Exercise brief: Reproduce all the entries precisely.

(Collected data)
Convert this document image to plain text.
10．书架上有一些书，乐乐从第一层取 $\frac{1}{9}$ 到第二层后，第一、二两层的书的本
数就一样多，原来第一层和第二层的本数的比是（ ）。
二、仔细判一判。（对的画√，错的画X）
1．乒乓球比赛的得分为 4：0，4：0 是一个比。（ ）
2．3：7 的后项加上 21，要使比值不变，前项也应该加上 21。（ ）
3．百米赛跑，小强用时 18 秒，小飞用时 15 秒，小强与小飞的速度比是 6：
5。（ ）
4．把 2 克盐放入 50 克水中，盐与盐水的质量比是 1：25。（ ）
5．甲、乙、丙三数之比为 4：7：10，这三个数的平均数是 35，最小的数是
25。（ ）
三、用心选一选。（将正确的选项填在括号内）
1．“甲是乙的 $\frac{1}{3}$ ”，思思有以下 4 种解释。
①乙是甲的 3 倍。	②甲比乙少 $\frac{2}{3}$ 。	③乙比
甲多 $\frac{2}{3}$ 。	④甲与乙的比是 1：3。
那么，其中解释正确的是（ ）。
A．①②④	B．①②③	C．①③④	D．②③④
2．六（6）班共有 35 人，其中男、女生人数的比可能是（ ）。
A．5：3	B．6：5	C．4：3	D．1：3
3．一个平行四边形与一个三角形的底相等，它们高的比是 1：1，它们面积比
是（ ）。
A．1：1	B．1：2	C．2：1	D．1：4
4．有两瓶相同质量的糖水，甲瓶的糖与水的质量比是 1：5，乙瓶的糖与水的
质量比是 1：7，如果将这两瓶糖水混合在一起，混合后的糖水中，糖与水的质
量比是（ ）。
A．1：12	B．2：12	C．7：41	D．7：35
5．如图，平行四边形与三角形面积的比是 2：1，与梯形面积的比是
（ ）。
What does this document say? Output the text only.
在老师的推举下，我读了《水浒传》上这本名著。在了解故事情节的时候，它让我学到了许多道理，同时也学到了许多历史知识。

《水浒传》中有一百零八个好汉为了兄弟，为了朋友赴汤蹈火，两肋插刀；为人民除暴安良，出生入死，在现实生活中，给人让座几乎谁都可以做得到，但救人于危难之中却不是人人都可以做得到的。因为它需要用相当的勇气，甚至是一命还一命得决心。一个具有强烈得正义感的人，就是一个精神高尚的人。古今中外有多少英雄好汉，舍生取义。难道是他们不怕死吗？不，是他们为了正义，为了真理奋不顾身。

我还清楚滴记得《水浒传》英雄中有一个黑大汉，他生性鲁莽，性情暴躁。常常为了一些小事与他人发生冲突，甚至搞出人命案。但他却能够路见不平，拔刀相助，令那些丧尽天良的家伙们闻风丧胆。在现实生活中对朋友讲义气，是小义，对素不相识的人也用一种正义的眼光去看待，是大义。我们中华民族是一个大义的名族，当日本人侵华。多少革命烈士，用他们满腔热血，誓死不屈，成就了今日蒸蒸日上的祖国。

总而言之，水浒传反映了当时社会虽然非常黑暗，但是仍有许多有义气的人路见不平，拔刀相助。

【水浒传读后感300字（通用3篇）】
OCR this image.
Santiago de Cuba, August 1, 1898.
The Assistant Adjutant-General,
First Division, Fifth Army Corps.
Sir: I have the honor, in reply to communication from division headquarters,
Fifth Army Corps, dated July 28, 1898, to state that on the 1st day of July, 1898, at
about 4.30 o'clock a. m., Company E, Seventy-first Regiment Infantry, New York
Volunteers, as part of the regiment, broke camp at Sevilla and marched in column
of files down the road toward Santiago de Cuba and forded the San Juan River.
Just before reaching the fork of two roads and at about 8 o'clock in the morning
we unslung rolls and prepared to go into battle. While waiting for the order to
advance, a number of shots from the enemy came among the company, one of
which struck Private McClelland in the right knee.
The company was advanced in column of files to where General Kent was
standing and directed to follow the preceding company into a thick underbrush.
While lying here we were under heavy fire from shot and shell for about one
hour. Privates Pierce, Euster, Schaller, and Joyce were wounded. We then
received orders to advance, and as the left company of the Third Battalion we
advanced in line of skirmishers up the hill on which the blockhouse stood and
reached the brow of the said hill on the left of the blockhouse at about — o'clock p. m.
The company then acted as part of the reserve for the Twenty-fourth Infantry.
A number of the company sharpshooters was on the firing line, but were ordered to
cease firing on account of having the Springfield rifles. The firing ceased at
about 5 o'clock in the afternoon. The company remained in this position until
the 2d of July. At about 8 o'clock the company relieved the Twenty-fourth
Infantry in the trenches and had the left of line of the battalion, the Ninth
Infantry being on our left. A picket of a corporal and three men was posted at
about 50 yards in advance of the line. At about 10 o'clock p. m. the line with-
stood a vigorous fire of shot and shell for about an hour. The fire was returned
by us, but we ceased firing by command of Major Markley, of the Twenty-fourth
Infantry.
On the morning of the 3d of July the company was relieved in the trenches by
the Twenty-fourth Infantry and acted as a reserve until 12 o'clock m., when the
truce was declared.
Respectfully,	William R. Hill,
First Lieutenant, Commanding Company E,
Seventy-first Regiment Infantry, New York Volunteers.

The result:
Convert this document image to plain text.
10．书架上有一些书，乐乐从第一层取 $\frac{1}{9}$ 到第二层后，第一、二两层的书的本
数就一样多，原来第一层和第二层的本数的比是（ ）。
二、仔细判一判。（对的画√，错的画X）
1．乒乓球比赛的得分为 4：0，4：0 是一个比。（ ）
2．3：7 的后项加上 21，要使比值不变，前项也应该加上 21。（ ）
3．百米赛跑，小强用时 18 秒，小飞用时 15 秒，小强与小飞的速度比是 6：
5。（ ）
4．把 2 克盐放入 50 克水中，盐与盐水的质量比是 1：25。（ ）
5．甲、乙、丙三数之比为 4：7：10，这三个数的平均数是 35，最小的数是
25。（ ）
三、用心选一选。（将正确的选项填在括号内）
1．“甲是乙的 $\frac{1}{3}$ ”，思思有以下 4 种解释。
①乙是甲的 3 倍。	②甲比乙少 $\frac{2}{3}$ 。	③乙比
甲多 $\frac{2}{3}$ 。	④甲与乙的比是 1：3。
那么，其中解释正确的是（ ）。
A．①②④	B．①②③	C．①③④	D．②③④
2．六（6）班共有 35 人，其中男、女生人数的比可能是（ ）。
A．5：3	B．6：5	C．4：3	D．1：3
3．一个平行四边形与一个三角形的底相等，它们高的比是 1：1，它们面积比
是（ ）。
A．1：1	B．1：2	C．2：1	D．1：4
4．有两瓶相同质量的糖水，甲瓶的糖与水的质量比是 1：5，乙瓶的糖与水的
质量比是 1：7，如果将这两瓶糖水混合在一起，混合后的糖水中，糖与水的质
量比是（ ）。
A．1：12	B．2：12	C．7：41	D．7：35
5．如图，平行四边形与三角形面积的比是 2：1，与梯形面积的比是
（ ）。
What does this document say? Output the text only.
在老师的推举下，我读了《水浒传》上这本名著。在了解故事情节的时候，它让我学到了许多道理，同时也学到了许多历史知识。

《水浒传》中有一百零八个好汉为了兄弟，为了朋友赴汤蹈火，两肋插刀；为人民除暴安良，出生入死，在现实生活中，给人让座几乎谁都可以做得到，但救人于危难之中却不是人人都可以做得到的。因为它需要用相当的勇气，甚至是一命还一命得决心。一个具有强烈得正义感的人，就是一个精神高尚的人。古今中外有多少英雄好汉，舍生取义。难道是他们不怕死吗？不，是他们为了正义，为了真理奋不顾身。

我还清楚滴记得《水浒传》英雄中有一个黑大汉，他生性鲁莽，性情暴躁。常常为了一些小事与他人发生冲突，甚至搞出人命案。但他却能够路见不平，拔刀相助，令那些丧尽天良的家伙们闻风丧胆。在现实生活中对朋友讲义气，是小义，对素不相识的人也用一种正义的眼光去看待，是大义。我们中华民族是一个大义的名族，当日本人侵华。多少革命烈士，用他们满腔热血，誓死不屈，成就了今日蒸蒸日上的祖国。

总而言之，水浒传反映了当时社会虽然非常黑暗，但是仍有许多有义气的人路见不平，拔刀相助。

【水浒传读后感300字（通用3篇）】
OCR this image.
Santiago de Cuba, August 1, 1898.
The Assistant Adjutant-General,
First Division, Fifth Army Corps.
Sir: I have the honor, in reply to communication from division headquarters,
Fifth Army Corps, dated July 28, 1898, to state that on the 1st day of July, 1898, at
about 4.30 o'clock a. m., Company E, Seventy-first Regiment Infantry, New York
Volunteers, as part of the regiment, broke camp at Sevilla and marched in column
of files down the road toward Santiago de Cuba and forded the San Juan River.
Just before reaching the fork of two roads and at about 8 o'clock in the morning
we unslung rolls and prepared to go into battle. While waiting for the order to
advance, a number of shots from the enemy came among the company, one of
which struck Private McClelland in the right knee.
The company was advanced in column of files to where General Kent was
standing and directed to follow the preceding company into a thick underbrush.
While lying here we were under heavy fire from shot and shell for about one
hour. Privates Pierce, Euster, Schaller, and Joyce were wounded. We then
received orders to advance, and as the left company of the Third Battalion we
advanced in line of skirmishers up the hill on which the blockhouse stood and
reached the brow of the said hill on the left of the blockhouse at about — o'clock p. m.
The company then acted as part of the reserve for the Twenty-fourth Infantry.
A number of the company sharpshooters was on the firing line, but were ordered to
cease firing on account of having the Springfield rifles. The firing ceased at
about 5 o'clock in the afternoon. The company remained in this position until
the 2d of July. At about 8 o'clock the company relieved the Twenty-fourth
Infantry in the trenches and had the left of line of the battalion, the Ninth
Infantry being on our left. A picket of a corporal and three men was posted at
about 50 yards in advance of the line. At about 10 o'clock p. m. the line with-
stood a vigorous fire of shot and shell for about an hour. The fire was returned
by us, but we ceased firing by command of Major Markley, of the Twenty-fourth
Infantry.
On the morning of the 3d of July the company was relieved in the trenches by
the Twenty-fourth Infantry and acted as a reserve until 12 o'clock m., when the
truce was declared.
Respectfully,	William R. Hill,
First Lieutenant, Commanding Company E,
Seventy-first Regiment Infantry, New York Volunteers.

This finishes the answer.